== PROVIDED DATA ==
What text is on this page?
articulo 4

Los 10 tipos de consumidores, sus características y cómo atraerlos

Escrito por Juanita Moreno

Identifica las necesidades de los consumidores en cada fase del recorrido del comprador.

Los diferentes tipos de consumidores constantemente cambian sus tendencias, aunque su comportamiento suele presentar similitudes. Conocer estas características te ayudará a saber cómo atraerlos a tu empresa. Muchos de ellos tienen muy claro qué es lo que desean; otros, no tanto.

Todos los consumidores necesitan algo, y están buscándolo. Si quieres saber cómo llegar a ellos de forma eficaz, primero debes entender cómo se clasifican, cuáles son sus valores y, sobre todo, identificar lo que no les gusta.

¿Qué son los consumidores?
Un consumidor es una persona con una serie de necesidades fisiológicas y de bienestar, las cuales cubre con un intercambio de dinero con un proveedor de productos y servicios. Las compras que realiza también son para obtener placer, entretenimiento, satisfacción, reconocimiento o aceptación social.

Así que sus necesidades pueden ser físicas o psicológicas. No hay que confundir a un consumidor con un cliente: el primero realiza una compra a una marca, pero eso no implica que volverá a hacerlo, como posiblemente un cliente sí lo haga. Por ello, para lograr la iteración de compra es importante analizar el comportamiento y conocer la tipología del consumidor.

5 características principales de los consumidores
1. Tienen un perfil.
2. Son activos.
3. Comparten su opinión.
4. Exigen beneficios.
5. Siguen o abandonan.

== GIVEN REQUEST ==
Copy all the records above precisely.

== EXERCISE ANSWER ==
What text is on this page?
articulo 4

Los 10 tipos de consumidores, sus características y cómo atraerlos

Escrito por Juanita Moreno

Identifica las necesidades de los consumidores en cada fase del recorrido del comprador.

Los diferentes tipos de consumidores constantemente cambian sus tendencias, aunque su comportamiento suele presentar similitudes. Conocer estas características te ayudará a saber cómo atraerlos a tu empresa. Muchos de ellos tienen muy claro qué es lo que desean; otros, no tanto.

Todos los consumidores necesitan algo, y están buscándolo. Si quieres saber cómo llegar a ellos de forma eficaz, primero debes entender cómo se clasifican, cuáles son sus valores y, sobre todo, identificar lo que no les gusta.

¿Qué son los consumidores?
Un consumidor es una persona con una serie de necesidades fisiológicas y de bienestar, las cuales cubre con un intercambio de dinero con un proveedor de productos y servicios. Las compras que realiza también son para obtener placer, entretenimiento, satisfacción, reconocimiento o aceptación social.

Así que sus necesidades pueden ser físicas o psicológicas. No hay que confundir a un consumidor con un cliente: el primero realiza una compra a una marca, pero eso no implica que volverá a hacerlo, como posiblemente un cliente sí lo haga. Por ello, para lograr la iteración de compra es importante analizar el comportamiento y conocer la tipología del consumidor.

5 características principales de los consumidores
1. Tienen un perfil.
2. Son activos.
3. Comparten su opinión.
4. Exigen beneficios.
5. Siguen o abandonan.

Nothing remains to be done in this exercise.